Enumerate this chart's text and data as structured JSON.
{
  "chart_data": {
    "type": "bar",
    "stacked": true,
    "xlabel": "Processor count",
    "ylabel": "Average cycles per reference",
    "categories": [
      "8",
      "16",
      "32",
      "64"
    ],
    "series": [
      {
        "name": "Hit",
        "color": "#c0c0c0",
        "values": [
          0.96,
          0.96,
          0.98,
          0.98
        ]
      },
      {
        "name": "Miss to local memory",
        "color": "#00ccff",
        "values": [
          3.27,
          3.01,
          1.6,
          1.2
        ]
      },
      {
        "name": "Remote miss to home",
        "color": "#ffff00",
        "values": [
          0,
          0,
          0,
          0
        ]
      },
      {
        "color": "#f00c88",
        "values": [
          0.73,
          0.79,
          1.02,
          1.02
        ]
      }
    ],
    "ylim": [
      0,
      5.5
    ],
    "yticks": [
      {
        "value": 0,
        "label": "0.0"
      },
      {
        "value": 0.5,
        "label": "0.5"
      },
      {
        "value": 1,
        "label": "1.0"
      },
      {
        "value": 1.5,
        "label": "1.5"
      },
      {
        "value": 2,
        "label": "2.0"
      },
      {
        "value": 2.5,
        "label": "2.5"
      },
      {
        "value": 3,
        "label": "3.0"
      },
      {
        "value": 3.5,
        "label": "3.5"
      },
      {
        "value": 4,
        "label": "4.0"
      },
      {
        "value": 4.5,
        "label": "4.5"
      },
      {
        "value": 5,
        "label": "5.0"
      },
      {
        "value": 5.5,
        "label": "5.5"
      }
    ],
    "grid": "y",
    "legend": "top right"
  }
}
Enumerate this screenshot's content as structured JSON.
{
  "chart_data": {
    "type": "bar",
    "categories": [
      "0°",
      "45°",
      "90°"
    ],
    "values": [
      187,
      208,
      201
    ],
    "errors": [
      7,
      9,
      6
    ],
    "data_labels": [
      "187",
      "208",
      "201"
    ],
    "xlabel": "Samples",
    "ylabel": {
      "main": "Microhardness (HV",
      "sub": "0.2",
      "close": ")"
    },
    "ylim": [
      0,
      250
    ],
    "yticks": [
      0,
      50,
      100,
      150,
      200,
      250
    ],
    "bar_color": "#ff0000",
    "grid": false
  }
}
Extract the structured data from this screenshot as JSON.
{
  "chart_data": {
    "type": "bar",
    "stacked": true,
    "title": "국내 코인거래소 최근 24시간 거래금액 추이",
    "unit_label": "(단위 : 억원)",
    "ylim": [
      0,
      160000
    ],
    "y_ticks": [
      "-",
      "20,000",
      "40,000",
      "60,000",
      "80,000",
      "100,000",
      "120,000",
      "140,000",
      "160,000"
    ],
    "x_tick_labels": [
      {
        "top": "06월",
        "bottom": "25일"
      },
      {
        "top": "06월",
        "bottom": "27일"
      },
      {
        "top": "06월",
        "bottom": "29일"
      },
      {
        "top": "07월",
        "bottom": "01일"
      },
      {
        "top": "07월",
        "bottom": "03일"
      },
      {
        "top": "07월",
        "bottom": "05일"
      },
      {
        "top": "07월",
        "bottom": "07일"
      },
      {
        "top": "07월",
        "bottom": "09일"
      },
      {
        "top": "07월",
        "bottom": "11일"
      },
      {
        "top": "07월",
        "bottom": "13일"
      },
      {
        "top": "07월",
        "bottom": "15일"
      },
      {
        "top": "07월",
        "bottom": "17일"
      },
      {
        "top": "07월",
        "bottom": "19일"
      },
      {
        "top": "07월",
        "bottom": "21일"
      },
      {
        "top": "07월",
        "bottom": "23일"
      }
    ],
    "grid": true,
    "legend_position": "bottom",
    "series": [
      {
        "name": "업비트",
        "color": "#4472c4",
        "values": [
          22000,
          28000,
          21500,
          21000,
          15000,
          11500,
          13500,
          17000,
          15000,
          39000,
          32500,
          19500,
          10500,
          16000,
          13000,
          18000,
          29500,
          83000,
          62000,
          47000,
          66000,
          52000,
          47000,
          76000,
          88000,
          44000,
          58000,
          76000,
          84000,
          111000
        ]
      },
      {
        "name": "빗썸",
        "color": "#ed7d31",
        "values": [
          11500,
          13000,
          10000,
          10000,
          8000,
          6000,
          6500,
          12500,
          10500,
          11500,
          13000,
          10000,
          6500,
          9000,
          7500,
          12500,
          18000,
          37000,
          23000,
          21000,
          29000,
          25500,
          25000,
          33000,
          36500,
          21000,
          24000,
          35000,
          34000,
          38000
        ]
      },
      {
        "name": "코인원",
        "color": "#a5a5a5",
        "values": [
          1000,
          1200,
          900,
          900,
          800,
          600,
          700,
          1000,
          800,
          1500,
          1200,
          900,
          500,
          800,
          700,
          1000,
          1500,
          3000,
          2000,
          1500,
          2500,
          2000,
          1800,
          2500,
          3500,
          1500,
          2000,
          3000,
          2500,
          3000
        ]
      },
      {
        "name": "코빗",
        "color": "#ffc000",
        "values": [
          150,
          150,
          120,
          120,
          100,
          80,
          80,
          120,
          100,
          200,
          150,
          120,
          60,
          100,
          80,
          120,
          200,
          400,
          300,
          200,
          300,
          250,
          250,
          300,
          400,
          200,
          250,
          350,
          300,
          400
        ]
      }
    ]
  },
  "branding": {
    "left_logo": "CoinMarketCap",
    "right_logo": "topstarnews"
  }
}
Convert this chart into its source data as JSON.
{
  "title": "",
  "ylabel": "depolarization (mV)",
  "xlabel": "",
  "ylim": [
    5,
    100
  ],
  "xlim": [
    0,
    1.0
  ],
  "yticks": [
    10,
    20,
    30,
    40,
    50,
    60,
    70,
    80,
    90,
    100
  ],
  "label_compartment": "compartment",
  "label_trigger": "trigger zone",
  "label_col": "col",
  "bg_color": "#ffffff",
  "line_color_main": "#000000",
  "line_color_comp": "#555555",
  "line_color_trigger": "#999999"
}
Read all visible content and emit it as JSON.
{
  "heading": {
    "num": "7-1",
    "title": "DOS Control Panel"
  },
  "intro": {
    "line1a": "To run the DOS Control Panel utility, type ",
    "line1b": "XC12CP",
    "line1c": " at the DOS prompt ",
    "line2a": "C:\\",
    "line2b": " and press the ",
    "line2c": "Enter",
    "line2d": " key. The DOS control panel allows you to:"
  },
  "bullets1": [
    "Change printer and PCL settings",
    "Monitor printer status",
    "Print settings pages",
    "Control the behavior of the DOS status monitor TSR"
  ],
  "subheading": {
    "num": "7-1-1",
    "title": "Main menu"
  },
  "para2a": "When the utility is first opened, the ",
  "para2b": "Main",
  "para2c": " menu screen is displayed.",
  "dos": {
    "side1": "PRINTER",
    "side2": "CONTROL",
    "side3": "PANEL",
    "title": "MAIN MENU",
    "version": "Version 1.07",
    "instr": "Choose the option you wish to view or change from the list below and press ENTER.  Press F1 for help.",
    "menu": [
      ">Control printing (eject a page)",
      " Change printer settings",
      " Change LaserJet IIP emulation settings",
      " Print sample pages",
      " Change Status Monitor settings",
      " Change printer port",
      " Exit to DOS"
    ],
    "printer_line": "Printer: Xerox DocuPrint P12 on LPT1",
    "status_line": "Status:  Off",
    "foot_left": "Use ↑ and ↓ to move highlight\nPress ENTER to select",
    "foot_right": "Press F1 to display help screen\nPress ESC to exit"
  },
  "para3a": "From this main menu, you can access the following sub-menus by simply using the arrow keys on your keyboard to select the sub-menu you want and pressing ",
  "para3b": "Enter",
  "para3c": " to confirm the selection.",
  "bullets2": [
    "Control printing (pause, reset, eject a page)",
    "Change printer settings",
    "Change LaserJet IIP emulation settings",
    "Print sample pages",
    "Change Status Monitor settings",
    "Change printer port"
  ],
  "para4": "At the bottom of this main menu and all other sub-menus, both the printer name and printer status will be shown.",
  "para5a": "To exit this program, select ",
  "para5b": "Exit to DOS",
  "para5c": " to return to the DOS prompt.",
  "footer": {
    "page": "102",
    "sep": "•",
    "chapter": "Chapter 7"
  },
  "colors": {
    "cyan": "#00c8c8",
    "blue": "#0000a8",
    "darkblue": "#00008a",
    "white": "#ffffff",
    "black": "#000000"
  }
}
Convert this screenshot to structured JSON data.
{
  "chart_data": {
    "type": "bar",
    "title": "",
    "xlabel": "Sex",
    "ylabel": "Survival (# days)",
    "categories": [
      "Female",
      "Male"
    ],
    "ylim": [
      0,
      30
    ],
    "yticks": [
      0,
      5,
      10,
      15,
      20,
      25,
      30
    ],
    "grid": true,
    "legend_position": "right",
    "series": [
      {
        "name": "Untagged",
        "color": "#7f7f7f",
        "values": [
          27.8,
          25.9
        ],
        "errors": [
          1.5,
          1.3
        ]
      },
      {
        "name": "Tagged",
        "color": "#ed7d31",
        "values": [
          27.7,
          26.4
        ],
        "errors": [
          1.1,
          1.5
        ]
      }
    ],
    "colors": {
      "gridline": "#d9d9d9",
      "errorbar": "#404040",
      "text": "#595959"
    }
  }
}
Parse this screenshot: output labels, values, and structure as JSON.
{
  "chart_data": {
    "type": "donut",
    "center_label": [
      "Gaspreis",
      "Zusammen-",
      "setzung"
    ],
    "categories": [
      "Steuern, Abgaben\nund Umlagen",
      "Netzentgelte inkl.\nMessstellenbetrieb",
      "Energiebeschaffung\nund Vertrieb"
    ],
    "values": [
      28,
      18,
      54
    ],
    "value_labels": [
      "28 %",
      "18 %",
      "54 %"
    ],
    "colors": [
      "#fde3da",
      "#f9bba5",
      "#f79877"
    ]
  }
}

::::

• [Problem requirements]: Look through the entries and find each line that has the string "eject". Copy those lines.

• [Finished exercise]:
      ">Control printing (eject a page)",
    "Control printing (pause, reset, eject a page)",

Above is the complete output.